## Problem requirements
Within the records that follow, find every line containing the string "title". Copy those lines.

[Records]
--- begin ---

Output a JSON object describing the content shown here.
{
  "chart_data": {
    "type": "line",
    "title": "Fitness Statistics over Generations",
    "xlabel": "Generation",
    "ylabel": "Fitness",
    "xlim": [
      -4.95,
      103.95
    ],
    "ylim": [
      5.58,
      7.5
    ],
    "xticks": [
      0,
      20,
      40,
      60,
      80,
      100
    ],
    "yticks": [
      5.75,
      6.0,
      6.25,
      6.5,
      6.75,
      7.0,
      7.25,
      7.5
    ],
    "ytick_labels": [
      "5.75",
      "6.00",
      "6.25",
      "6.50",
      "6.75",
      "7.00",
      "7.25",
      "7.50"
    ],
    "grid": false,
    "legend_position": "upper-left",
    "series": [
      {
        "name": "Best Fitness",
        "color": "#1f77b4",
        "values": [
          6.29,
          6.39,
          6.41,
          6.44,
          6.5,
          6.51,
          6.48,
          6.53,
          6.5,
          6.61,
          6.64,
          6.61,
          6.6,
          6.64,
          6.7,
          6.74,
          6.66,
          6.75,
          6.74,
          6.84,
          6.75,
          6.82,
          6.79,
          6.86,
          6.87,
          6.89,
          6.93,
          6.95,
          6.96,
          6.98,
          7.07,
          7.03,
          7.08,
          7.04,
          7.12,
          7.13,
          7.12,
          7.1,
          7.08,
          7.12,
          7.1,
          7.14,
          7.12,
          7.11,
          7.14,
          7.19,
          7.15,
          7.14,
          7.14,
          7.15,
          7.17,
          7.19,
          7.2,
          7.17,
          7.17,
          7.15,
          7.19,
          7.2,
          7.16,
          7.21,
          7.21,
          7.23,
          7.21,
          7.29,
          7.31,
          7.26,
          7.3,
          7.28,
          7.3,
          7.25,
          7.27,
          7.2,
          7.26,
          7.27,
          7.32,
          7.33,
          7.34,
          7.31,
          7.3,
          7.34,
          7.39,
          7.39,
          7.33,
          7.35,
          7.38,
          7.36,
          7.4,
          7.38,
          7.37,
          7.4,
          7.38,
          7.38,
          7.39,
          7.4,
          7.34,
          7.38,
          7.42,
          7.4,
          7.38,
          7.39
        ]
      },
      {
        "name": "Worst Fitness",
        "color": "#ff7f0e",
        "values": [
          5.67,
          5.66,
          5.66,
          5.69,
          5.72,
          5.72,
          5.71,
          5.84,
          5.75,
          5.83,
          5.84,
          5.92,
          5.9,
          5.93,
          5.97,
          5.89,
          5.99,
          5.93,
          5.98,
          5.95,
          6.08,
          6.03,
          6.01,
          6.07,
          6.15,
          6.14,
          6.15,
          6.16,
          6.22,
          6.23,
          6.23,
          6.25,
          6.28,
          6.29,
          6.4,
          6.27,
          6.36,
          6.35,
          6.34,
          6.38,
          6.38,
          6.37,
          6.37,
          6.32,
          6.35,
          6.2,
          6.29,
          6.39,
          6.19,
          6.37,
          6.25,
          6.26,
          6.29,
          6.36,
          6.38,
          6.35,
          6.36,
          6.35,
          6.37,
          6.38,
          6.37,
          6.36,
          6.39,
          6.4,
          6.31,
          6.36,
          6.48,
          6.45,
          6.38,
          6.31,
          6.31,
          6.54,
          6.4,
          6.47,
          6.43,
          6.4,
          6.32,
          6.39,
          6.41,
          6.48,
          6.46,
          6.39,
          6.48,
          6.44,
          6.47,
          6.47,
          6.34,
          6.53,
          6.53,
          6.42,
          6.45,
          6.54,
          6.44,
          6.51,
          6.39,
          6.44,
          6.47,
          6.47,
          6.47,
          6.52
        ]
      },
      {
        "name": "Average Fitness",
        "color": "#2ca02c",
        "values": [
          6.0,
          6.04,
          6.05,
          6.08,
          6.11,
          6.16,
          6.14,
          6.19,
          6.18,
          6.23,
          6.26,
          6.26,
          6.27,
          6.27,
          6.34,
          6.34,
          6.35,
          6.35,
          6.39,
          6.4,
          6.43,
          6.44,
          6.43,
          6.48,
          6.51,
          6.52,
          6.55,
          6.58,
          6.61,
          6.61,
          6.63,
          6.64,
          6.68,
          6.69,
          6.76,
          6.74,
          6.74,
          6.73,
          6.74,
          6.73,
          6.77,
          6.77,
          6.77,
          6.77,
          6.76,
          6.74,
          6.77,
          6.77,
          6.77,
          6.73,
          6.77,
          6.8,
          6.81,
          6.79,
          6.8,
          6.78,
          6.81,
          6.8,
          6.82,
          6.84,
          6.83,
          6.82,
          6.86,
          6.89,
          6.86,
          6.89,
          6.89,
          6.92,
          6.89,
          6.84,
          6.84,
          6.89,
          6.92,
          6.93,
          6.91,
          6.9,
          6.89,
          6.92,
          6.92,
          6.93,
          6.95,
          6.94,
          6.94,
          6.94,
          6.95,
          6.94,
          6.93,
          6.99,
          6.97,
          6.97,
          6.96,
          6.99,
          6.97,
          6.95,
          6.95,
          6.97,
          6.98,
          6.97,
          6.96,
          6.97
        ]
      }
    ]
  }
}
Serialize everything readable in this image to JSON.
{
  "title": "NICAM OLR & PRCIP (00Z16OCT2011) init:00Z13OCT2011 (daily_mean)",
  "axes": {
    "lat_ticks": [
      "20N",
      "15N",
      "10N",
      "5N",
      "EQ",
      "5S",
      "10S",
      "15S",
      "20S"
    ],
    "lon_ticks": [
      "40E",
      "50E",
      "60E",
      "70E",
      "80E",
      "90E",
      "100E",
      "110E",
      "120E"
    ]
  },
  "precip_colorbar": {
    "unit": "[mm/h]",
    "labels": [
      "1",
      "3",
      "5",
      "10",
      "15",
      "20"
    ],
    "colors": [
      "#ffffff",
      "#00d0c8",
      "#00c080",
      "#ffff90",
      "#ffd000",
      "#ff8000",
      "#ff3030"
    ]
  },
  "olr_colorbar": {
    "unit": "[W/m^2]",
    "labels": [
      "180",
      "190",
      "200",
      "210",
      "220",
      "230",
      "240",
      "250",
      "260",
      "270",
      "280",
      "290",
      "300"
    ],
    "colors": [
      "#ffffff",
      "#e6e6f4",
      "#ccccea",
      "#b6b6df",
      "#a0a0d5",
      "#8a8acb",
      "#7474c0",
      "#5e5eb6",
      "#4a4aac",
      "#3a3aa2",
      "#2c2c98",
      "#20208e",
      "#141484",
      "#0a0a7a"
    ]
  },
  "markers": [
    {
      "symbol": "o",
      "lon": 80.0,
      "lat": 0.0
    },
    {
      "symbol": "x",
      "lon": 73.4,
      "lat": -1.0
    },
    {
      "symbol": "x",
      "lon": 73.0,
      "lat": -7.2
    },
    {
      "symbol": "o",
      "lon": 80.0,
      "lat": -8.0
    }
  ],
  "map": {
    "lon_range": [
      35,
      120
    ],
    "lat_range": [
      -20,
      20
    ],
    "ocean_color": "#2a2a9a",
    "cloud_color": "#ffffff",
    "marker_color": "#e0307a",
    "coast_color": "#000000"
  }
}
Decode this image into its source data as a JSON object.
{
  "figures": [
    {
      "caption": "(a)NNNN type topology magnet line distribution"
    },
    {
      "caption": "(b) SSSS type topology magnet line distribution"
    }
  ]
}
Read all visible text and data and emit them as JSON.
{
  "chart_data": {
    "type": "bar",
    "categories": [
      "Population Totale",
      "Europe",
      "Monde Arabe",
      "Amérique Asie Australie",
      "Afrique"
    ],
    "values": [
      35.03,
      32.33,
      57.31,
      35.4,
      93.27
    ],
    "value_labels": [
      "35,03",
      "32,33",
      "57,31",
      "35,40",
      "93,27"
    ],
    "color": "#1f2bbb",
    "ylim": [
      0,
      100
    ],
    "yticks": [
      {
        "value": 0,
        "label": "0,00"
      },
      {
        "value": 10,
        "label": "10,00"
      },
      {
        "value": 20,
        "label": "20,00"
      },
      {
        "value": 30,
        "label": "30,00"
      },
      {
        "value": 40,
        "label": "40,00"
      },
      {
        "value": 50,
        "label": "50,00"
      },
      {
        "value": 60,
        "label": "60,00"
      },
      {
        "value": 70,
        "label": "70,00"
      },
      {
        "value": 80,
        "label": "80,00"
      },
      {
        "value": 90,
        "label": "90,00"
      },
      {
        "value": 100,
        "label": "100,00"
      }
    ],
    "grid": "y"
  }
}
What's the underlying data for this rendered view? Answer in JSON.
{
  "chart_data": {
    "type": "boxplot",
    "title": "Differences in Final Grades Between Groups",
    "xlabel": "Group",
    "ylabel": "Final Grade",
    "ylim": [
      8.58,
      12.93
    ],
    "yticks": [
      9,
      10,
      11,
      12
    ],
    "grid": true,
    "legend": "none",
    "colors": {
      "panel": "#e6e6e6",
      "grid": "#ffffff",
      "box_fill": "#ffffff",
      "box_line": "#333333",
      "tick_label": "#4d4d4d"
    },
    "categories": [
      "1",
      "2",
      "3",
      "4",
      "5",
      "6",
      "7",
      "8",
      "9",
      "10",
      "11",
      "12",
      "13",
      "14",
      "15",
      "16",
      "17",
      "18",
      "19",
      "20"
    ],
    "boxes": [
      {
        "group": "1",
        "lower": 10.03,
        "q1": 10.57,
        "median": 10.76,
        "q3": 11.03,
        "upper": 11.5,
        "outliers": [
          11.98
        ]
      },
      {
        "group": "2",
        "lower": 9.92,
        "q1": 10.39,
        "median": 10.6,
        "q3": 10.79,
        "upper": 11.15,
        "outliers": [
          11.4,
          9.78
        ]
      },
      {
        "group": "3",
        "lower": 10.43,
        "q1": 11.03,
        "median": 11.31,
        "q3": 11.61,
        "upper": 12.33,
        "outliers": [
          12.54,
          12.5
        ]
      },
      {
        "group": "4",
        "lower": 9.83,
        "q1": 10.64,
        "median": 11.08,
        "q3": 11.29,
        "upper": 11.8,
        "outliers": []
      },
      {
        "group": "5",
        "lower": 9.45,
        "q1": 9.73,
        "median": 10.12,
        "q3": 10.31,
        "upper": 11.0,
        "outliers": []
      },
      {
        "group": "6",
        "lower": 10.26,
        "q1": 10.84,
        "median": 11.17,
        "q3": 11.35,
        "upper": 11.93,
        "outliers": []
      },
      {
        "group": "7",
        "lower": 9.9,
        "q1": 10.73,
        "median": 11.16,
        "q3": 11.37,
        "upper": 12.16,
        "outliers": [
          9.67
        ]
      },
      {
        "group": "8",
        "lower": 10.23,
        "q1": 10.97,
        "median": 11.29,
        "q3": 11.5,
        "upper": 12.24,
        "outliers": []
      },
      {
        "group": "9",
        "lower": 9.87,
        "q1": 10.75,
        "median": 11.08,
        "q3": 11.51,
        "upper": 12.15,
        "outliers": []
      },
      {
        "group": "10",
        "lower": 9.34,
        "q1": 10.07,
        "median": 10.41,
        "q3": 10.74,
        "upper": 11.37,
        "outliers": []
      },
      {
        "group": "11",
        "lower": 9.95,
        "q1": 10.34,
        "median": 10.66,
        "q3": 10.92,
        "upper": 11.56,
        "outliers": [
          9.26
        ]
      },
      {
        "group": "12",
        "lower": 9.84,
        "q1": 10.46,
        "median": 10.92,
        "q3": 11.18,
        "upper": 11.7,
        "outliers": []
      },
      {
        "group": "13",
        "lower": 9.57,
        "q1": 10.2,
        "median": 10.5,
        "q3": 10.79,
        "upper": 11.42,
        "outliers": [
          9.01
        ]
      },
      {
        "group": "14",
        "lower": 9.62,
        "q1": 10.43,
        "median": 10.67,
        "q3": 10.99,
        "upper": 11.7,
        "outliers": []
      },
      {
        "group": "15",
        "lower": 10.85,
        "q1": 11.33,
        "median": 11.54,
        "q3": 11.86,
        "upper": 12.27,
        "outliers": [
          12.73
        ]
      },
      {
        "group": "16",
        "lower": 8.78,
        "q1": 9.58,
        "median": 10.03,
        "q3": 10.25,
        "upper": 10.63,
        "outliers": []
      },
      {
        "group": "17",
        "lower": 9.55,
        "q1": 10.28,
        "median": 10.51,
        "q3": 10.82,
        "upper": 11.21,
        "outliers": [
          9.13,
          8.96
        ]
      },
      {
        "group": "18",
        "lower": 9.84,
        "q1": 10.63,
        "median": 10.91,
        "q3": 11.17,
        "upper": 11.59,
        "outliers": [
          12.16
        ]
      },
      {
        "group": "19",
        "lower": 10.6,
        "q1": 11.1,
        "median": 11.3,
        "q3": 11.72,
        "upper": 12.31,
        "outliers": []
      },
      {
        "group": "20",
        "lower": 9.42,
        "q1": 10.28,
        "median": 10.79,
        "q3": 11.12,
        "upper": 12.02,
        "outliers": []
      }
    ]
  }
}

--- end ---

## Right answer
    "title": "Fitness Statistics over Generations",
  "title": "NICAM OLR & PRCIP (00Z16OCT2011) init:00Z13OCT2011 (daily_mean)",
    "title": "Differences in Final Grades Between Groups",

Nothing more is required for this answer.